Excerpts from a layout annotation set
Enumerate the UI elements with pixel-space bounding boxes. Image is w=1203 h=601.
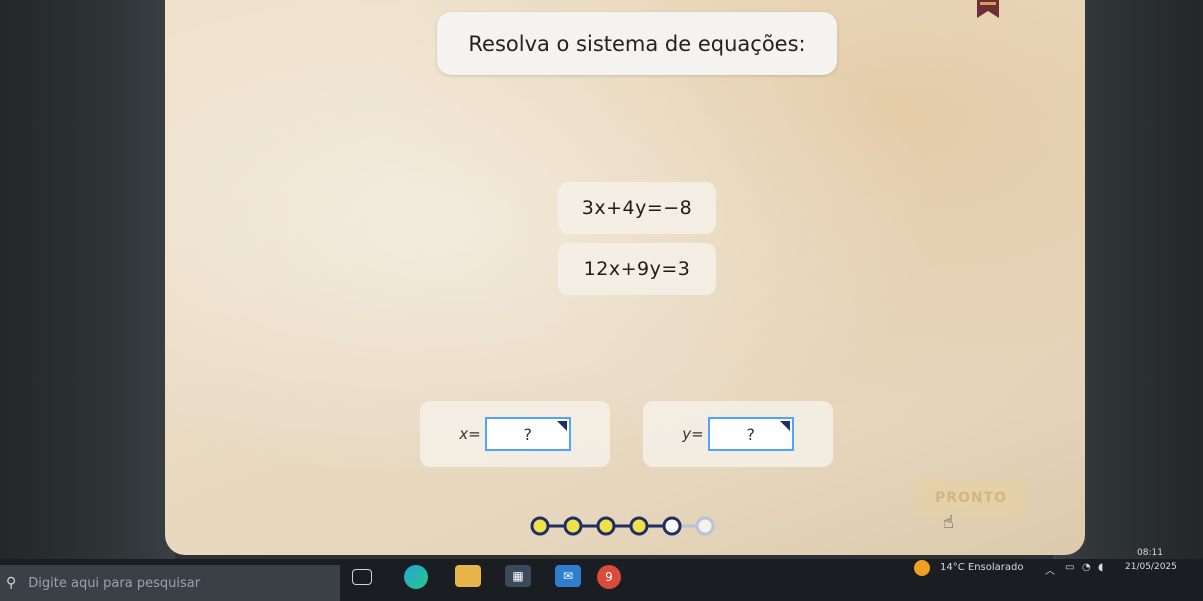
hand-cursor-icon: ☝ [943,512,954,533]
taskbar-search-box[interactable]: ⚲ Digite aqui para pesquisar [0,565,340,601]
clock-time[interactable]: 08:11 [1137,548,1163,558]
answer-card-x: x= ? [420,401,610,467]
progress-dot-completed [629,516,649,536]
equation-2: 12x+9y=3 [558,243,716,295]
progress-dot-completed [530,516,550,536]
progress-dot-completed [596,516,616,536]
equation-1: 3x+4y=−8 [558,182,716,234]
y-answer-placeholder: ? [746,424,755,444]
ready-button[interactable]: PRONTO [915,478,1027,518]
progress-track [530,516,715,536]
progress-dot-upcoming [695,516,715,536]
x-answer-label: x= [459,425,481,443]
clock-date[interactable]: 21/05/2025 [1125,562,1177,572]
monitor-bezel-left [0,0,175,601]
volume-icon[interactable]: ◖ [1098,562,1103,573]
weather-sun-icon [914,560,930,576]
file-explorer-icon[interactable] [455,565,481,587]
x-answer-placeholder: ? [523,424,532,444]
y-answer-input[interactable]: ? [707,417,794,451]
mail-icon[interactable]: ✉ [555,565,581,587]
edge-icon[interactable] [404,565,428,589]
x-answer-input[interactable]: ? [484,417,571,451]
answer-card-y: y= ? [643,401,833,467]
exercise-title: Resolva o sistema de equações: [437,12,837,75]
dropdown-corner-icon [556,421,567,431]
network-icon[interactable]: ◔ [1082,562,1091,573]
dropdown-corner-icon [779,421,790,431]
y-answer-label: y= [682,425,704,443]
battery-icon[interactable]: ▭ [1065,562,1074,573]
progress-dot-current [662,516,682,536]
app-icon[interactable]: 9 [597,565,621,589]
search-placeholder: Digite aqui para pesquisar [28,575,201,591]
bookmark-icon[interactable] [977,0,999,18]
progress-dot-completed [563,516,583,536]
tray-overflow-icon[interactable]: ︿ [1045,562,1055,577]
search-icon: ⚲ [6,575,17,591]
task-view-icon[interactable] [352,569,372,585]
store-icon[interactable]: ▦ [505,565,531,587]
weather-text[interactable]: 14°C Ensolarado [940,562,1023,573]
exercise-canvas: Resolva o sistema de equações: 3x+4y=−8 … [165,0,1085,555]
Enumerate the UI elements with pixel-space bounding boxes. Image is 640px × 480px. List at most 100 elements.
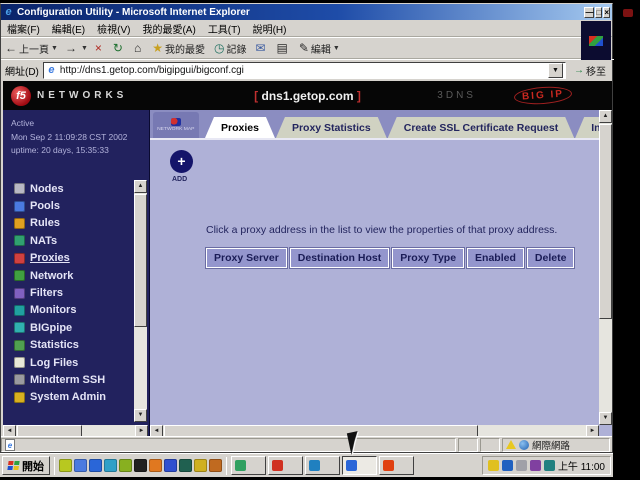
tab[interactable]: Install SSL Certifi (575, 117, 599, 138)
tray-icon[interactable] (488, 460, 499, 471)
window-control-button[interactable]: × (603, 7, 610, 18)
sidebar-item[interactable]: Network (14, 267, 131, 284)
menu-item[interactable]: 我的最愛(A) (142, 21, 195, 36)
proxy-table-header: Delete (527, 248, 575, 268)
main-frame: NETWORK MAP ProxiesProxy StatisticsCreat… (150, 110, 612, 438)
quick-launch (59, 459, 222, 472)
menu-item[interactable]: 檔案(F) (7, 21, 40, 36)
toolbar-button[interactable]: ◷ 記錄 (214, 41, 248, 56)
quick-launch-icon[interactable] (104, 459, 117, 472)
sidebar-item-label: Proxies (30, 252, 70, 264)
sidebar-item-icon (14, 357, 25, 368)
screen: e Configuration Utility - Microsoft Inte… (0, 0, 640, 480)
toolbar-button-icon: ✉ (255, 42, 265, 54)
scroll-up-icon[interactable]: ▲ (134, 180, 147, 193)
menu-item[interactable]: 檢視(V) (97, 21, 130, 36)
sidebar-item[interactable]: Pools (14, 197, 131, 214)
address-input[interactable]: e http://dns1.getop.com/bigipgui/bigconf… (43, 62, 566, 79)
nav-3dns[interactable]: 3DNS (437, 90, 476, 101)
toolbar-button[interactable]: ✉ (255, 42, 269, 54)
scroll-up-icon[interactable]: ▲ (599, 110, 612, 123)
status-panel-main: e (1, 438, 456, 452)
tray-icon[interactable] (516, 460, 527, 471)
sidebar-item[interactable]: Nodes (14, 180, 131, 197)
task-button[interactable] (342, 456, 377, 475)
toolbar-button[interactable]: ✎ 編輯 ▼ (299, 41, 340, 56)
sidebar-item[interactable]: Rules (14, 215, 131, 232)
quick-launch-icon[interactable] (179, 459, 192, 472)
task-button[interactable] (379, 456, 414, 475)
quick-launch-icon[interactable] (164, 459, 177, 472)
sidebar-item[interactable]: Proxies (14, 250, 131, 267)
sidebar-item[interactable]: System Admin (14, 389, 131, 406)
quick-launch-icon[interactable] (74, 459, 87, 472)
quick-launch-icon[interactable] (119, 459, 132, 472)
toolbar-button[interactable]: ↻ (113, 42, 127, 54)
sidebar-item[interactable]: Monitors (14, 302, 131, 319)
menu-item[interactable]: 工具(T) (208, 21, 241, 36)
quick-launch-icon[interactable] (89, 459, 102, 472)
sidebar-item-label: Rules (30, 217, 60, 229)
frames: Active Mon Sep 2 11:09:28 CST 2002 uptim… (3, 110, 612, 438)
hostname: dns1.getop.com (261, 89, 353, 103)
bracket-left: [ (254, 89, 258, 103)
bracket-right: ] (357, 89, 361, 103)
tray-icon[interactable] (544, 460, 555, 471)
sidebar-item[interactable]: Log Files (14, 354, 131, 371)
toolbar-button-label: 我的最愛 (165, 41, 205, 56)
sidebar-item-label: Statistics (30, 339, 79, 351)
sidebar-vertical-scrollbar[interactable]: ▲ ▼ (134, 180, 147, 422)
quick-launch-icon[interactable] (209, 459, 222, 472)
menu-item[interactable]: 說明(H) (253, 21, 287, 36)
taskbar: 開始 (0, 453, 613, 477)
taskbar-divider (54, 457, 55, 475)
tab[interactable]: Create SSL Certificate Request (388, 117, 574, 138)
window-control-button[interactable]: □ (595, 7, 602, 18)
clock: 上午 11:00 (558, 458, 605, 473)
instruction-text: Click a proxy address in the list to vie… (206, 224, 557, 236)
toolbar-button[interactable]: → ▼ (65, 42, 88, 54)
nav-bigip[interactable]: BIG IP (513, 85, 572, 106)
scroll-down-icon[interactable]: ▼ (599, 412, 612, 425)
quick-launch-icon[interactable] (149, 459, 162, 472)
quick-launch-icon[interactable] (59, 459, 72, 472)
main-vertical-scrollbar[interactable]: ▲ ▼ (599, 110, 612, 425)
sidebar-item-icon (14, 374, 25, 385)
sidebar-item[interactable]: Mindterm SSH (14, 371, 131, 388)
chevron-down-icon: ▼ (81, 45, 88, 52)
task-button[interactable] (305, 456, 340, 475)
toolbar-button[interactable]: ▤ (277, 42, 292, 54)
sidebar-item-label: Log Files (30, 357, 78, 369)
address-dropdown-button[interactable]: ▼ (548, 63, 563, 78)
window-control-button[interactable]: — (584, 7, 594, 18)
windows-flag-icon (589, 36, 603, 46)
sidebar-item[interactable]: Statistics (14, 337, 131, 354)
window-title: Configuration Utility - Microsoft Intern… (17, 7, 580, 18)
sidebar-item[interactable]: BIGpipe (14, 319, 131, 336)
toolbar-button[interactable]: ★ 我的最愛 (152, 41, 207, 56)
task-button[interactable] (231, 456, 266, 475)
sidebar-item[interactable]: Filters (14, 284, 131, 301)
network-map-button[interactable]: NETWORK MAP (153, 112, 199, 138)
ie-window: e Configuration Utility - Microsoft Inte… (0, 3, 613, 453)
toolbar-button[interactable]: × (95, 42, 106, 54)
scroll-down-icon[interactable]: ▼ (134, 409, 147, 422)
sidebar-item[interactable]: NATs (14, 232, 131, 249)
tab[interactable]: Proxy Statistics (276, 117, 387, 138)
toolbar-button[interactable]: ⌂ (134, 42, 145, 54)
tray-icon[interactable] (530, 460, 541, 471)
start-button[interactable]: 開始 (2, 456, 50, 475)
scroll-thumb[interactable] (134, 194, 147, 327)
sidebar-item-icon (14, 322, 25, 333)
quick-launch-icon[interactable] (194, 459, 207, 472)
tab[interactable]: Proxies (205, 117, 275, 138)
go-button[interactable]: → 移至 (570, 63, 610, 78)
scroll-thumb[interactable] (599, 124, 612, 319)
toolbar-button[interactable]: ← 上一頁 ▼ (5, 41, 58, 56)
add-button[interactable]: + (170, 150, 193, 173)
quick-launch-icon[interactable] (134, 459, 147, 472)
menu-item[interactable]: 編輯(E) (52, 21, 85, 36)
task-button-icon (383, 460, 394, 471)
tray-icon[interactable] (502, 460, 513, 471)
task-button[interactable] (268, 456, 303, 475)
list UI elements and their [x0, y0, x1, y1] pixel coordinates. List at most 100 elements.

WHAT TO DO
Convert the lines above, starting at the one containing "hand-cursor-icon: ☝ [943,512,954,533]" and ending at the one containing "search-icon: ⚲ [6,575,17,591]", into a Markdown table with the columns Row and Line, leaving out any blank lines.

RESULT BELOW
| Row | Line |
|---|---|
| 1 | hand-cursor-icon: ☝ [943,512,954,533] |
| 2 | taskbar-search-box[interactable]: ⚲ Digite aqui para pesquisar [0,565,340,601] |
| 3 | clock-time[interactable]: 08:11 [1137,548,1163,558] |
| 4 | answer-card-x: x= ? [420,401,610,467] |
| 5 | progress-dot-completed [629,516,649,536] |
| 6 | equation-2: 12x+9y=3 [558,243,716,295] |
| 7 | progress-dot-completed [530,516,550,536] |
| 8 | progress-dot-completed [596,516,616,536] |
| 9 | equation-1: 3x+4y=−8 [558,182,716,234] |
| 10 | y-answer-placeholder: ? [746,424,755,444] |
| 11 | ready-button[interactable]: PRONTO [915,478,1027,518] |
| 12 | progress-track [530,516,715,536] |
| 13 | progress-dot-upcoming [695,516,715,536] |
| 14 | x-answer-label: x= [459,425,481,443] |
| 15 | clock-date[interactable]: 21/05/2025 [1125,562,1177,572] |
| 16 | monitor-bezel-left [0,0,175,601] |
| 17 | volume-icon[interactable]: ◖ [1098,562,1103,573] |
| 18 | weather-sun-icon [914,560,930,576] |
| 19 | file-explorer-icon[interactable] [455,565,481,587] |
| 20 | x-answer-placeholder: ? [523,424,532,444] |
| 21 | y-answer-input[interactable]: ? [707,417,794,451] |
| 22 | mail-icon[interactable]: ✉ [555,565,581,587] |
| 23 | edge-icon[interactable] [404,565,428,589] |
| 24 | x-answer-input[interactable]: ? [484,417,571,451] |
| 25 | answer-card-y: y= ? [643,401,833,467] |
| 26 | exercise-title: Resolva o sistema de equações: [437,12,837,75] |
| 27 | dropdown-corner-icon [556,421,567,431] |
| 28 | network-icon[interactable]: ◔ [1082,562,1091,573] |
| 29 | dropdown-corner-icon [779,421,790,431] |
| 30 | y-answer-label: y= [682,425,704,443] |
| 31 | battery-icon[interactable]: ▭ [1065,562,1074,573] |
| 32 | progress-dot-current [662,516,682,536] |
| 33 | app-icon[interactable]: 9 [597,565,621,589] |
| 34 | search-placeholder: Digite aqui para pesquisar [28,575,201,591] |
| 35 | bookmark-icon[interactable] [977,0,999,18] |
| 36 | progress-dot-completed [563,516,583,536] |
| 37 | tray-overflow-icon[interactable]: ︿ [1045,562,1055,577] |
| 38 | search-icon: ⚲ [6,575,17,591] |